§ DIRECTION: Where a line in the listing contains the string "Rated", copy that line out.

§ SUPPLIED RECORDS:
────────
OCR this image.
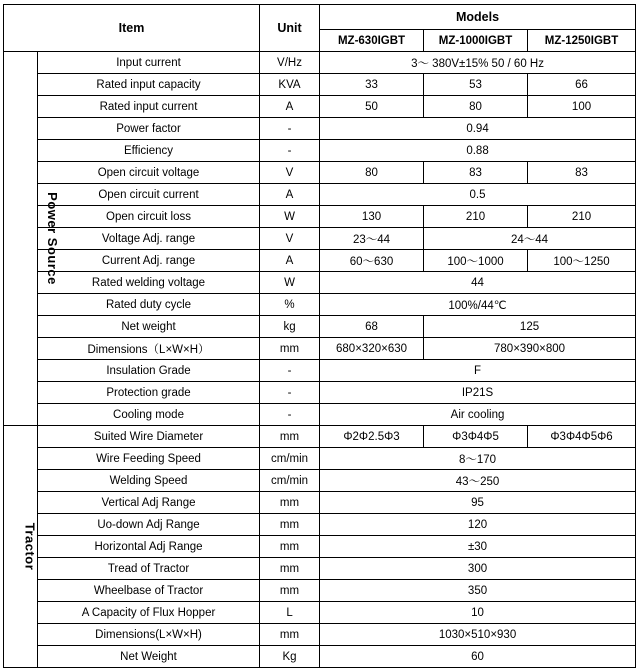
Item		Unit	Models		
			MZ-630IGBT	MZ-1000IGBT	MZ-1250IGBT
Power Source	Input current	V/Hz	3～ 380V±15% 50 / 60 Hz		
	Rated input capacity	KVA	33	53	66
	Rated input current	A	50	80	100
	Power factor	-	0.94		
	Efficiency	-	0.88		
	Open circuit voltage	V	80	83	83
	Open circuit current	A	0.5		
	Open circuit loss	W	130	210	210
	Voltage Adj. range	V	23～44	24～44	
	Current Adj. range	A	60～630	100～1000	100～1250
	Rated welding voltage	W	44		
	Rated duty cycle	%	100%/44℃		
	Net weight	kg	68	125	
	Dimensions（L×W×H）	mm	680×320×630	780×390×800	
	Insulation Grade	-	F		
	Protection grade	-	IP21S		
	Cooling mode	-	Air cooling		
Tractor	Suited Wire Diameter	mm	Φ2Φ2.5Φ3	Φ3Φ4Φ5	Φ3Φ4Φ5Φ6
	Wire Feeding Speed	cm/min	8～170		
	Welding Speed	cm/min	43～250		
	Vertical Adj Range	mm	95		
	Uo-down Adj Range	mm	120		
	Horizontal Adj Range	mm	±30		
	Tread of Tractor	mm	300		
	Wheelbase of Tractor	mm	350		
	A Capacity of Flux Hopper	L	10		
	Dimensions(L×W×H)	mm	1030×510×930		
	Net Weight	Kg	60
────────
§ OUTPUT OF THE EXERCISE:
	Rated input capacity	KVA	33	53	66
	Rated input current	A	50	80	100
	Rated welding voltage	W	44		
	Rated duty cycle	%	100%/44℃		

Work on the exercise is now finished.